Set down every entry word for word. Omit the pictures.

Dataset records
+===+

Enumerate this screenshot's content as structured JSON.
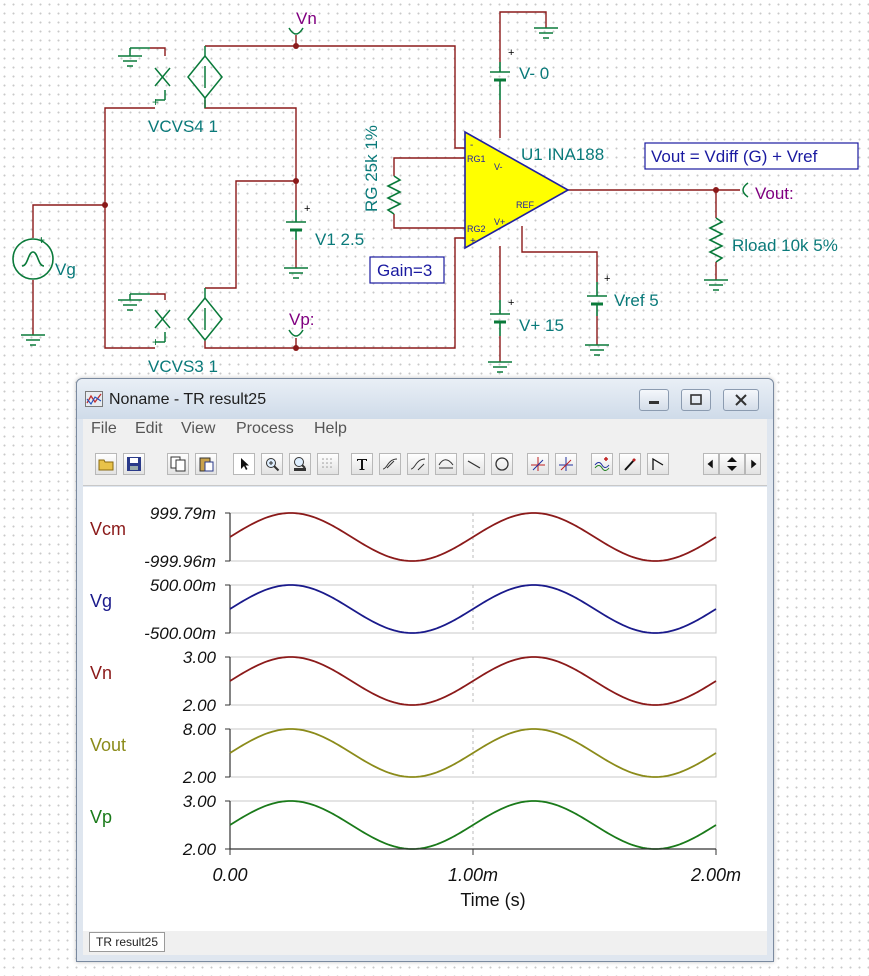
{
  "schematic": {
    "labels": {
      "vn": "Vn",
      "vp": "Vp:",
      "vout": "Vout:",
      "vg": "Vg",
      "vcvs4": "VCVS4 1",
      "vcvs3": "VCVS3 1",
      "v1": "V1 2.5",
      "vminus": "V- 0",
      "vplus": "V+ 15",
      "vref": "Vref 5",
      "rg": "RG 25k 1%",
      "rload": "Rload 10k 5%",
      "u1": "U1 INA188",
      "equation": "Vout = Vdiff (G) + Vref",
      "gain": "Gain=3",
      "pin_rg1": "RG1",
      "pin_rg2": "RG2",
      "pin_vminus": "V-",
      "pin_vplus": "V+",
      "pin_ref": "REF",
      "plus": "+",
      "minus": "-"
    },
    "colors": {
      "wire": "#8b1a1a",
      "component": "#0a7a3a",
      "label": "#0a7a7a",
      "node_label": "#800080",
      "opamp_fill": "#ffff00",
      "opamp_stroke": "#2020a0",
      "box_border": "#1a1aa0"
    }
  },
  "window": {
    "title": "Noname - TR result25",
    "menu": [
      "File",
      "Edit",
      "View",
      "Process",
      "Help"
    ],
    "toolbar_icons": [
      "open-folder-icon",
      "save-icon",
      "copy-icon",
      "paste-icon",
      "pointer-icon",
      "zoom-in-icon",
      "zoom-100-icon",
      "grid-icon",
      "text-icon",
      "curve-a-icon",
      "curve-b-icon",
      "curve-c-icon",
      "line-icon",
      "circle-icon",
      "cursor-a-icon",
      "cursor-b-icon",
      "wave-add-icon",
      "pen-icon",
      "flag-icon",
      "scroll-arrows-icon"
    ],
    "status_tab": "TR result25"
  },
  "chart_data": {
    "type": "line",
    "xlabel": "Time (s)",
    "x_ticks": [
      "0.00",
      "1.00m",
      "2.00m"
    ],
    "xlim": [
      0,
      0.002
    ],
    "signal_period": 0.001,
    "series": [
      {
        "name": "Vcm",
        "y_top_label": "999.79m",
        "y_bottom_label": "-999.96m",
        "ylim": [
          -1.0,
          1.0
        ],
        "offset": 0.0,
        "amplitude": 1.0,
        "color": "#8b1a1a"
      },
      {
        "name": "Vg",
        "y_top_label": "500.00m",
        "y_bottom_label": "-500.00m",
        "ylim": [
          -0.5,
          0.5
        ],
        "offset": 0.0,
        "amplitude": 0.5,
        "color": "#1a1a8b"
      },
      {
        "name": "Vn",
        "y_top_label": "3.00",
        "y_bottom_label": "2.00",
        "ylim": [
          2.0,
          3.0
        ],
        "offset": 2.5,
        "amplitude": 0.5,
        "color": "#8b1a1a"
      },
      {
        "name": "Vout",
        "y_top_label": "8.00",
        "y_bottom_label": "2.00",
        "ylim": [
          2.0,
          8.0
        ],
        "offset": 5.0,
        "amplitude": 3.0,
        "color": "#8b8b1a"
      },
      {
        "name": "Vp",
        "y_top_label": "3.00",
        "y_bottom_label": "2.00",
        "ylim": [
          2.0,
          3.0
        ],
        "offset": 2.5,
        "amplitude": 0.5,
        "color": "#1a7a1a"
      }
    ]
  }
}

+===+

• Solution below
Enumerate this screenshot's content as structured JSON.
{
  "schematic": {
    "labels": {
      "vn": "Vn",
      "vp": "Vp:",
      "vout": "Vout:",
      "vg": "Vg",
      "vcvs4": "VCVS4 1",
      "vcvs3": "VCVS3 1",
      "v1": "V1 2.5",
      "vminus": "V- 0",
      "vplus": "V+ 15",
      "vref": "Vref 5",
      "rg": "RG 25k 1%",
      "rload": "Rload 10k 5%",
      "u1": "U1 INA188",
      "equation": "Vout = Vdiff (G) + Vref",
      "gain": "Gain=3",
      "pin_rg1": "RG1",
      "pin_rg2": "RG2",
      "pin_vminus": "V-",
      "pin_vplus": "V+",
      "pin_ref": "REF",
      "plus": "+",
      "minus": "-"
    },
    "colors": {
      "wire": "#8b1a1a",
      "component": "#0a7a3a",
      "label": "#0a7a7a",
      "node_label": "#800080",
      "opamp_fill": "#ffff00",
      "opamp_stroke": "#2020a0",
      "box_border": "#1a1aa0"
    }
  },
  "window": {
    "title": "Noname - TR result25",
    "menu": [
      "File",
      "Edit",
      "View",
      "Process",
      "Help"
    ],
    "toolbar_icons": [
      "open-folder-icon",
      "save-icon",
      "copy-icon",
      "paste-icon",
      "pointer-icon",
      "zoom-in-icon",
      "zoom-100-icon",
      "grid-icon",
      "text-icon",
      "curve-a-icon",
      "curve-b-icon",
      "curve-c-icon",
      "line-icon",
      "circle-icon",
      "cursor-a-icon",
      "cursor-b-icon",
      "wave-add-icon",
      "pen-icon",
      "flag-icon",
      "scroll-arrows-icon"
    ],
    "status_tab": "TR result25"
  },
  "chart_data": {
    "type": "line",
    "xlabel": "Time (s)",
    "x_ticks": [
      "0.00",
      "1.00m",
      "2.00m"
    ],
    "xlim": [
      0,
      0.002
    ],
    "signal_period": 0.001,
    "series": [
      {
        "name": "Vcm",
        "y_top_label": "999.79m",
        "y_bottom_label": "-999.96m",
        "ylim": [
          -1.0,
          1.0
        ],
        "offset": 0.0,
        "amplitude": 1.0,
        "color": "#8b1a1a"
      },
      {
        "name": "Vg",
        "y_top_label": "500.00m",
        "y_bottom_label": "-500.00m",
        "ylim": [
          -0.5,
          0.5
        ],
        "offset": 0.0,
        "amplitude": 0.5,
        "color": "#1a1a8b"
      },
      {
        "name": "Vn",
        "y_top_label": "3.00",
        "y_bottom_label": "2.00",
        "ylim": [
          2.0,
          3.0
        ],
        "offset": 2.5,
        "amplitude": 0.5,
        "color": "#8b1a1a"
      },
      {
        "name": "Vout",
        "y_top_label": "8.00",
        "y_bottom_label": "2.00",
        "ylim": [
          2.0,
          8.0
        ],
        "offset": 5.0,
        "amplitude": 3.0,
        "color": "#8b8b1a"
      },
      {
        "name": "Vp",
        "y_top_label": "3.00",
        "y_bottom_label": "2.00",
        "ylim": [
          2.0,
          3.0
        ],
        "offset": 2.5,
        "amplitude": 0.5,
        "color": "#1a7a1a"
      }
    ]
  }
}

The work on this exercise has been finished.